[Saved data entries]
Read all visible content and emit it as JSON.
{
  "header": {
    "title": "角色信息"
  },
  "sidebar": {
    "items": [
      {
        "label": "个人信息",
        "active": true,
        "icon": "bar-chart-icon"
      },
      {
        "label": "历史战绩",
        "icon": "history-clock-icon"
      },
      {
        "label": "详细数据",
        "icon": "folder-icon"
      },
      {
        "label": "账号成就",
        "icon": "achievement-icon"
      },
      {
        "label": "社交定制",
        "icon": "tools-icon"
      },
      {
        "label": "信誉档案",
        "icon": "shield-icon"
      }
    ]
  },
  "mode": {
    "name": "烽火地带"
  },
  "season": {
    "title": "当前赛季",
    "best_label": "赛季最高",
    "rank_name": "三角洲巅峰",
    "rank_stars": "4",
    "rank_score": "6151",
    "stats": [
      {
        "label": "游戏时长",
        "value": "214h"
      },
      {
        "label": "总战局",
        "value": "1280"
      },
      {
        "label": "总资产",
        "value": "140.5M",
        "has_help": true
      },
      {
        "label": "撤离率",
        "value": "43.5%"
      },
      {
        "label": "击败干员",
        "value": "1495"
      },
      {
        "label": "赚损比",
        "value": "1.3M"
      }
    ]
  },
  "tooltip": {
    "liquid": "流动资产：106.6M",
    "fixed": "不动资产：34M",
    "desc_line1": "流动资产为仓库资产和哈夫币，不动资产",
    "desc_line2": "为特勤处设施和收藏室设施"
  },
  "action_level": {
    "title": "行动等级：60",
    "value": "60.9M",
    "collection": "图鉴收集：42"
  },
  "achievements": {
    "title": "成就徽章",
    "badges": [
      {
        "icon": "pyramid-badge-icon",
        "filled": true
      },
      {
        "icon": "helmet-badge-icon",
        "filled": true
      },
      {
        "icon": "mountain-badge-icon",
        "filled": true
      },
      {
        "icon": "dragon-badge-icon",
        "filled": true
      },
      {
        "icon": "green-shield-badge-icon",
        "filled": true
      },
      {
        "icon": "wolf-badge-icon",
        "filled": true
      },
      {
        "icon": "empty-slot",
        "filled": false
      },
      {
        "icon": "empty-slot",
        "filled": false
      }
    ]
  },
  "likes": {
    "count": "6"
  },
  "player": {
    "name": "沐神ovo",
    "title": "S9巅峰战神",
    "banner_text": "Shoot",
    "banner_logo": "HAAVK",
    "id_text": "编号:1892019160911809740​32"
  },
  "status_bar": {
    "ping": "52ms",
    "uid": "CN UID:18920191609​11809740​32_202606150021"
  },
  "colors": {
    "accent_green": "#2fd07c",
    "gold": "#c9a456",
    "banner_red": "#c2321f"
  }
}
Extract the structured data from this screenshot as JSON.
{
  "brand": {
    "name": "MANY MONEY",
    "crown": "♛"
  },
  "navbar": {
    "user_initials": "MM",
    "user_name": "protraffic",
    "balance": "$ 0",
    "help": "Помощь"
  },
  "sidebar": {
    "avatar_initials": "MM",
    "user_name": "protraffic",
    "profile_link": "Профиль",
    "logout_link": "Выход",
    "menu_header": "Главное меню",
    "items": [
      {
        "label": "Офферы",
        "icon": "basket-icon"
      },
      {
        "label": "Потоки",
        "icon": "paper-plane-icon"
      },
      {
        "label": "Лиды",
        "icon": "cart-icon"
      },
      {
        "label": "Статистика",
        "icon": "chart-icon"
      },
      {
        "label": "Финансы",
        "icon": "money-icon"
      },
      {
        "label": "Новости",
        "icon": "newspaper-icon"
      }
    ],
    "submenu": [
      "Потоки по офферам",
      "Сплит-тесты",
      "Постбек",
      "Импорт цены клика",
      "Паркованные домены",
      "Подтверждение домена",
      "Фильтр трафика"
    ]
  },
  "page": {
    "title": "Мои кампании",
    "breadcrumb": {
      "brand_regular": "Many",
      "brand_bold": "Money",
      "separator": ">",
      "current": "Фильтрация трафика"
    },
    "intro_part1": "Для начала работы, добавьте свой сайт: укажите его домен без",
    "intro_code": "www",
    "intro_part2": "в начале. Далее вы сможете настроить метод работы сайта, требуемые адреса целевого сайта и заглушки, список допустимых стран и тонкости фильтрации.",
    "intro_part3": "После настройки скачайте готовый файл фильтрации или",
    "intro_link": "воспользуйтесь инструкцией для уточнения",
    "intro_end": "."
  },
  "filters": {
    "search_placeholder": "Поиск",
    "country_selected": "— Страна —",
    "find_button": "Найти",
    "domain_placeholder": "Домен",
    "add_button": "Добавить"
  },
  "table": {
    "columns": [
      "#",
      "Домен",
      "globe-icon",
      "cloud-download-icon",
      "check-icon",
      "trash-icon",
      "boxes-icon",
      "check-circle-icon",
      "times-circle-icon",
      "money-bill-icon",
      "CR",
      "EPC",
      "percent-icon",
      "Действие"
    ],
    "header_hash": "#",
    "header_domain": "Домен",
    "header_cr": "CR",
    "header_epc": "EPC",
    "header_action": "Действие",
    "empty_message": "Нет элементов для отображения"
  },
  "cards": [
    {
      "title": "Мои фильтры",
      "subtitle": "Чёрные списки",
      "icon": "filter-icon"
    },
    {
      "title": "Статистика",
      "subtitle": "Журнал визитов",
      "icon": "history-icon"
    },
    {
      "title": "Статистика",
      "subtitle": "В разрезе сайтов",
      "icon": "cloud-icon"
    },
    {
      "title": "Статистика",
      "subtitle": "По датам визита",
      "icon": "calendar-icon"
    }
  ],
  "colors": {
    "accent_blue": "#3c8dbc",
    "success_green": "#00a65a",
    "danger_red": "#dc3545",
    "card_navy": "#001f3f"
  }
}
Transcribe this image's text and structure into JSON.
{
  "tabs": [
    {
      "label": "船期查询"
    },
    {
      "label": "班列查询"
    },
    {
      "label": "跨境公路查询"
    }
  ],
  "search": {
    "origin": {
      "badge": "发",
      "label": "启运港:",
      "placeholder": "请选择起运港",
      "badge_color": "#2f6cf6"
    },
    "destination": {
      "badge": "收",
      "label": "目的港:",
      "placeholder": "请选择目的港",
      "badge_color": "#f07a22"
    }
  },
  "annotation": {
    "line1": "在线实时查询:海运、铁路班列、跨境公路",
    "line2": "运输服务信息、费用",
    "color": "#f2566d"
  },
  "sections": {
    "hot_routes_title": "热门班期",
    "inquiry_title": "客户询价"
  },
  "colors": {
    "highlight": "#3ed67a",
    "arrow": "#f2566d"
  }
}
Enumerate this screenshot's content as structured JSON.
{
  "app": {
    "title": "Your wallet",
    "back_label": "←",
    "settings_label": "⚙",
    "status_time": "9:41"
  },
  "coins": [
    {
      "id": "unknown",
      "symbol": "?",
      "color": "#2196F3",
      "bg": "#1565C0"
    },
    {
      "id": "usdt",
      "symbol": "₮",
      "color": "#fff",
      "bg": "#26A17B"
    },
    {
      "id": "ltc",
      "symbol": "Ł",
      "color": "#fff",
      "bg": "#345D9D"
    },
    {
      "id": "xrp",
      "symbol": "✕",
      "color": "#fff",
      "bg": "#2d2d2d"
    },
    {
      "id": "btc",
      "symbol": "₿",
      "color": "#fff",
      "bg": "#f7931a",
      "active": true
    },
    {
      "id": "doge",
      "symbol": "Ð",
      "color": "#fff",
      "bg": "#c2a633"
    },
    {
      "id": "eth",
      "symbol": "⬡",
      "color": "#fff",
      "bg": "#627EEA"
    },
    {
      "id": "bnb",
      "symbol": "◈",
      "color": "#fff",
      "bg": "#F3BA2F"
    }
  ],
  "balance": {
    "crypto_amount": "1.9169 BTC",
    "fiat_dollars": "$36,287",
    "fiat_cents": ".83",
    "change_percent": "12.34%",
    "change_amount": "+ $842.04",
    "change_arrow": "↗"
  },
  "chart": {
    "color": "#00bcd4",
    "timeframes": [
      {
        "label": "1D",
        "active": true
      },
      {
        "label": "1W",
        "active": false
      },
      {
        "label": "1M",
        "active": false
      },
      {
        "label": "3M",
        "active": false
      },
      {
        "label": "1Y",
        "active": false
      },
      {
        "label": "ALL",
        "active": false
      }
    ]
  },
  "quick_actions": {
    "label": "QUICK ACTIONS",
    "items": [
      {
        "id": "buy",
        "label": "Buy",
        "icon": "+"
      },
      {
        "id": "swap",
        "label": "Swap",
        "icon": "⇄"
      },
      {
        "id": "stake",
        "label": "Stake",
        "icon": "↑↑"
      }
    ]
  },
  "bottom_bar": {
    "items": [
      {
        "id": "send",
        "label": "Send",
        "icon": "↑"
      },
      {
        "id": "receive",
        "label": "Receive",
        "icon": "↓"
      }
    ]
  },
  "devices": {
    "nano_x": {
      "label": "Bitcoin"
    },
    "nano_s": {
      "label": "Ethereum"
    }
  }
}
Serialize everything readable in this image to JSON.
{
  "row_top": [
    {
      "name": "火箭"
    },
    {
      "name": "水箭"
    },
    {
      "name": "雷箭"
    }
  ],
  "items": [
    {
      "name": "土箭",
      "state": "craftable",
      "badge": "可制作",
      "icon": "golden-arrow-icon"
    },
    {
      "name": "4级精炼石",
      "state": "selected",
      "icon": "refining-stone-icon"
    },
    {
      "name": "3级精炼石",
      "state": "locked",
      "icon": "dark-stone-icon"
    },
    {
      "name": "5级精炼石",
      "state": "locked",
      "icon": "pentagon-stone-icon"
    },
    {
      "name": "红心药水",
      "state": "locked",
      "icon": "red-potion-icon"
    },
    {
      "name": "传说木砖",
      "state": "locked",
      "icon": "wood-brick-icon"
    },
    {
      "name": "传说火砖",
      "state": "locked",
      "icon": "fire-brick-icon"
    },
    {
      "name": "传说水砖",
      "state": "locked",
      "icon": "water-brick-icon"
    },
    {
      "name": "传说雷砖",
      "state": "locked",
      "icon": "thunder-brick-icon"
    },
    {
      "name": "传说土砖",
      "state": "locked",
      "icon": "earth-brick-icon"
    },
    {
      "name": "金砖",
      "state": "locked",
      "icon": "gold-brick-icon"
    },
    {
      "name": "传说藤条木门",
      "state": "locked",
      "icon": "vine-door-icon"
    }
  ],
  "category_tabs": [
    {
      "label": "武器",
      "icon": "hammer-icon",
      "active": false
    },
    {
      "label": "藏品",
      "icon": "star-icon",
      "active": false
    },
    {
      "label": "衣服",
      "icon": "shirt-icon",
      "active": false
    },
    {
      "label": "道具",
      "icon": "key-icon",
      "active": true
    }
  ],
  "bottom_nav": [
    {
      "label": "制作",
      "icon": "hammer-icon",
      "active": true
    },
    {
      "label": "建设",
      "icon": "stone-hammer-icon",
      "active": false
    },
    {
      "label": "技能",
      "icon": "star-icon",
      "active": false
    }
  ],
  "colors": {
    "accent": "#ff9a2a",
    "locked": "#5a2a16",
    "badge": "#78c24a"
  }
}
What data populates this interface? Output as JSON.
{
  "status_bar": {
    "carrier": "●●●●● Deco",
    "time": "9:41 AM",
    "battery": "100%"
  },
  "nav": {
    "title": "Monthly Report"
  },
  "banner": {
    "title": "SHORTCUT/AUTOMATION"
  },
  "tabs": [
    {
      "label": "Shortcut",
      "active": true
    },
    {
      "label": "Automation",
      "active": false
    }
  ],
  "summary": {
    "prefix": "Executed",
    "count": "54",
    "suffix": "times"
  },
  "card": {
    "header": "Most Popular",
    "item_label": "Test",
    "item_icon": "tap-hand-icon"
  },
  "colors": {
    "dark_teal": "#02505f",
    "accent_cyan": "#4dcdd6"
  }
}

> [Written problem]
Retype, exactly and only, the lines running from the one with "What data populates" through the final line of the listing above.

> [Complete output]
What data populates this interface? Output as JSON.
{
  "status_bar": {
    "carrier": "●●●●● Deco",
    "time": "9:41 AM",
    "battery": "100%"
  },
  "nav": {
    "title": "Monthly Report"
  },
  "banner": {
    "title": "SHORTCUT/AUTOMATION"
  },
  "tabs": [
    {
      "label": "Shortcut",
      "active": true
    },
    {
      "label": "Automation",
      "active": false
    }
  ],
  "summary": {
    "prefix": "Executed",
    "count": "54",
    "suffix": "times"
  },
  "card": {
    "header": "Most Popular",
    "item_label": "Test",
    "item_icon": "tap-hand-icon"
  },
  "colors": {
    "dark_teal": "#02505f",
    "accent_cyan": "#4dcdd6"
  }
}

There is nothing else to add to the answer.